Task to complete.
Each line containing the word "this" must be collected.

Saved data entries
━━━━━━━━━━━━━━━━

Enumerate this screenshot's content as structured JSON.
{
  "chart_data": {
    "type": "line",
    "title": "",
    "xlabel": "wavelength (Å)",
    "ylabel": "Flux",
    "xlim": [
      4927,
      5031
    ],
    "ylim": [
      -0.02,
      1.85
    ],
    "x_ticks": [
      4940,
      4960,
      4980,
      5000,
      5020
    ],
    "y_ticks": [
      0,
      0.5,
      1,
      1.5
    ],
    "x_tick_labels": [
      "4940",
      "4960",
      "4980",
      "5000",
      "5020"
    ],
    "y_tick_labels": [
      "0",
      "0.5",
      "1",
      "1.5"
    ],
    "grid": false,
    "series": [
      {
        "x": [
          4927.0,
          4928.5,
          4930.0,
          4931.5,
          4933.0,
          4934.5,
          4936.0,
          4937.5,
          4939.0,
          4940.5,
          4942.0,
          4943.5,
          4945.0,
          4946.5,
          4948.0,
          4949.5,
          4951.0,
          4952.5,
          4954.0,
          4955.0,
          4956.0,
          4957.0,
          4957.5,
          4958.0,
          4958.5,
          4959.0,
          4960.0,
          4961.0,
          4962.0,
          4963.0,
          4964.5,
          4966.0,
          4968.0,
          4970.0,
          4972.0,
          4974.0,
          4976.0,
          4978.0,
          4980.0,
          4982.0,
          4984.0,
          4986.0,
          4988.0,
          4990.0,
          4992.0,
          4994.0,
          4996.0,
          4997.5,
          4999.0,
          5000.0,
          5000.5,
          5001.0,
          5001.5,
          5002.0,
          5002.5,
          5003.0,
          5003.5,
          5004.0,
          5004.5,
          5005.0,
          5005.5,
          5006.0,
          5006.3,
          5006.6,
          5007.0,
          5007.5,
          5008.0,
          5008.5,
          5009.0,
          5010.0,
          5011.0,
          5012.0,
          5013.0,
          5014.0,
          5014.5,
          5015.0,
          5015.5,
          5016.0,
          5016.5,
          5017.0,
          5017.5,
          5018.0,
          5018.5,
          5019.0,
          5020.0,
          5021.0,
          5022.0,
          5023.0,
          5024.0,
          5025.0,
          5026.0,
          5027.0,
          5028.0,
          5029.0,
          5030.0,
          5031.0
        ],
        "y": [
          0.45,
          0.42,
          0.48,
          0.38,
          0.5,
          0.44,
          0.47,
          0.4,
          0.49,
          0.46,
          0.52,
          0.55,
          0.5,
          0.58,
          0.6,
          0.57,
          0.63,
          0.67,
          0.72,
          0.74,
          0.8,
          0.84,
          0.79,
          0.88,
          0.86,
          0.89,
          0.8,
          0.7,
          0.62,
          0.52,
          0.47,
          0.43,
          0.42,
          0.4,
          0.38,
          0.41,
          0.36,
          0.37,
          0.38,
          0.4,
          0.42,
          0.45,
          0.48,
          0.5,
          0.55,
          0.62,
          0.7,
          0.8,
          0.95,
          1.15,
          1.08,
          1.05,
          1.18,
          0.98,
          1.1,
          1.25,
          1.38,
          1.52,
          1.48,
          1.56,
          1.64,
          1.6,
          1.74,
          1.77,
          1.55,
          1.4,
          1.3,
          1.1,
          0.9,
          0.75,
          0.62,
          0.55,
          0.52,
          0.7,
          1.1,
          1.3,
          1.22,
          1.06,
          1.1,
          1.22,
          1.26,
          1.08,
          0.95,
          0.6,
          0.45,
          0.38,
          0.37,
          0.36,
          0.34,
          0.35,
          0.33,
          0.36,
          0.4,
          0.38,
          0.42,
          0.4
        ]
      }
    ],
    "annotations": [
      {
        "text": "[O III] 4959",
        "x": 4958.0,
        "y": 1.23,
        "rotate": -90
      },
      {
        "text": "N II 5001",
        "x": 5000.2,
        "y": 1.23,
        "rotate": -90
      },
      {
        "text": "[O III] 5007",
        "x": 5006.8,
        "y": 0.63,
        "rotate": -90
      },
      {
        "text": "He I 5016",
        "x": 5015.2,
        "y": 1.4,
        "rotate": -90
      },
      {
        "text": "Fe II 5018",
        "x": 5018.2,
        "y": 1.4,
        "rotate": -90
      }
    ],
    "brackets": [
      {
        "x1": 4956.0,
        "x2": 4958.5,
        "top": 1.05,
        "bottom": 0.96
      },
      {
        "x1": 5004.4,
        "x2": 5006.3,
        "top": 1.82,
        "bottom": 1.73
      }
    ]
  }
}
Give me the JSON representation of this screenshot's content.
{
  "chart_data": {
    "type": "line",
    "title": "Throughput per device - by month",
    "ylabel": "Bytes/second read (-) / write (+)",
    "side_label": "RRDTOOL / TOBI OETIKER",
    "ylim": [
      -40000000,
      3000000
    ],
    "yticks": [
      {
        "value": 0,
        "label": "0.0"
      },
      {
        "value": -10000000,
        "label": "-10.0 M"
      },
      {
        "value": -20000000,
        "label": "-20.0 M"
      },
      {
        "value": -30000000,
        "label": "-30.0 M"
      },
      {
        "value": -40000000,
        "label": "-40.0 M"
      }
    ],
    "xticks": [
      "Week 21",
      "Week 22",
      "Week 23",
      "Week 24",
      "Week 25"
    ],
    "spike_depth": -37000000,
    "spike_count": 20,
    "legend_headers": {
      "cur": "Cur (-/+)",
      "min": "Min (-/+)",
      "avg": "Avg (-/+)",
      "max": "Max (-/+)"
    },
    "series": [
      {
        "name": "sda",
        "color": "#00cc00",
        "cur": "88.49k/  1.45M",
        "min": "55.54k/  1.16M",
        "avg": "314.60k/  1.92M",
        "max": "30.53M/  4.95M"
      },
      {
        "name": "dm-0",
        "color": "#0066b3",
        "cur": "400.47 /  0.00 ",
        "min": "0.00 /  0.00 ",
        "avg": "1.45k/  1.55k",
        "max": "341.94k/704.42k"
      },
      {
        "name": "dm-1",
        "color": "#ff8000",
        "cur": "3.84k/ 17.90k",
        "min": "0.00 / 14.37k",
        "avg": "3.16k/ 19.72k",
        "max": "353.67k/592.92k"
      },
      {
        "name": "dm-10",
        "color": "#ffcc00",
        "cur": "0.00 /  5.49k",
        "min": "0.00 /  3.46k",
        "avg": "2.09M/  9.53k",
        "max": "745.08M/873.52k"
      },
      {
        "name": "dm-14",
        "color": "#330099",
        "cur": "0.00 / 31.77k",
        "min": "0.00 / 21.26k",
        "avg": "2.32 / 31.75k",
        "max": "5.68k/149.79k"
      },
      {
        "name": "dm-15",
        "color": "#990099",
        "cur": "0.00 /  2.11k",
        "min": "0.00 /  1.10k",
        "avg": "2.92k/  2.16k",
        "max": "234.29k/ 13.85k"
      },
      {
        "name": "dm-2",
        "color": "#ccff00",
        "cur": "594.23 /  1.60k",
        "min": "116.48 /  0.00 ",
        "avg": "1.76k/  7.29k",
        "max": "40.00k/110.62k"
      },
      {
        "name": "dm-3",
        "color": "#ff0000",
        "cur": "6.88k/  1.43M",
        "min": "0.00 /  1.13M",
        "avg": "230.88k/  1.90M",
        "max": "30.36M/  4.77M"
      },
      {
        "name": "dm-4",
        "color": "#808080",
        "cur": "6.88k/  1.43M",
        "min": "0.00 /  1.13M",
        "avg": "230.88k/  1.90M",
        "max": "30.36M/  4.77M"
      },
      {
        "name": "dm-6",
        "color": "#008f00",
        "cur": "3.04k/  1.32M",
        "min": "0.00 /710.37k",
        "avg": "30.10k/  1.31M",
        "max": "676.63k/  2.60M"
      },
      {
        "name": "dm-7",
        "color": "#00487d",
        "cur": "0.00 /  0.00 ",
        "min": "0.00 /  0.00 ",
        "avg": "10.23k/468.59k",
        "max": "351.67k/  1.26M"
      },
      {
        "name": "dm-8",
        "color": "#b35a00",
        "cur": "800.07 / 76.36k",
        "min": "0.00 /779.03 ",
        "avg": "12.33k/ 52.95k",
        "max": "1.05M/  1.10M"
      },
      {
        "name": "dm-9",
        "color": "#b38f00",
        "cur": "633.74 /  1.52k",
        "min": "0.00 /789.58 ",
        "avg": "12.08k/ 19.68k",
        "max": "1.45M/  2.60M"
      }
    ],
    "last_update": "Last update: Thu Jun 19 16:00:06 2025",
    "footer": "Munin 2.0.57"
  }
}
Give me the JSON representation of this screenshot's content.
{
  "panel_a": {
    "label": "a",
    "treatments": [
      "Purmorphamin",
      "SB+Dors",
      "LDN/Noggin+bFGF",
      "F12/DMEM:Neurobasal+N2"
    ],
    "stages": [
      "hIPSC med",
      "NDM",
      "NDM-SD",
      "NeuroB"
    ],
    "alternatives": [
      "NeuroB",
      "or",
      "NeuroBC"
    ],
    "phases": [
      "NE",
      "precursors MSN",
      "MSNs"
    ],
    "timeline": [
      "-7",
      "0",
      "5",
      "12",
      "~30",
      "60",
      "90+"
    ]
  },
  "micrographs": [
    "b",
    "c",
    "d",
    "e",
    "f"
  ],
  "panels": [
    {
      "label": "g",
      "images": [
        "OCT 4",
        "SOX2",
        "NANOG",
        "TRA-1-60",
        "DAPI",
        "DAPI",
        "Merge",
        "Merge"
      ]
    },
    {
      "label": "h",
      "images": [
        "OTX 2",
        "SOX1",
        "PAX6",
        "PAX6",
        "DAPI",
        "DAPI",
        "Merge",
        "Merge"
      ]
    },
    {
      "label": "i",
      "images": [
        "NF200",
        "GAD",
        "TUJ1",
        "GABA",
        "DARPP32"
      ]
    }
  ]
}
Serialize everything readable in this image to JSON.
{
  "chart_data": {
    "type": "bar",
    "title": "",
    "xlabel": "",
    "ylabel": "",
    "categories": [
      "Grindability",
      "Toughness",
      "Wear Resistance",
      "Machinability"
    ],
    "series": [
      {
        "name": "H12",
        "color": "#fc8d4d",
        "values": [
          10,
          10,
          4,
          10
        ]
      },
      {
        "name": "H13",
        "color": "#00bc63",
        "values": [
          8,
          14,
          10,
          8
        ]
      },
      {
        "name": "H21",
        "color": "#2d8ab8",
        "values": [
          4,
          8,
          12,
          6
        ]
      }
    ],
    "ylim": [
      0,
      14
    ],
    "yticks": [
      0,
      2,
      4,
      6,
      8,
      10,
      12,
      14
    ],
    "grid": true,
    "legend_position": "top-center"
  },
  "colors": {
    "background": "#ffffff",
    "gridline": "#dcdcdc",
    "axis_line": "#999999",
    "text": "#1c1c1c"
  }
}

━━━━━━━━━━━━━━━━

Correct output.
Enumerate this screenshot's content as structured JSON.
Give me the JSON representation of this screenshot's content.
Give me the JSON representation of this screenshot's content.
Serialize everything readable in this image to JSON.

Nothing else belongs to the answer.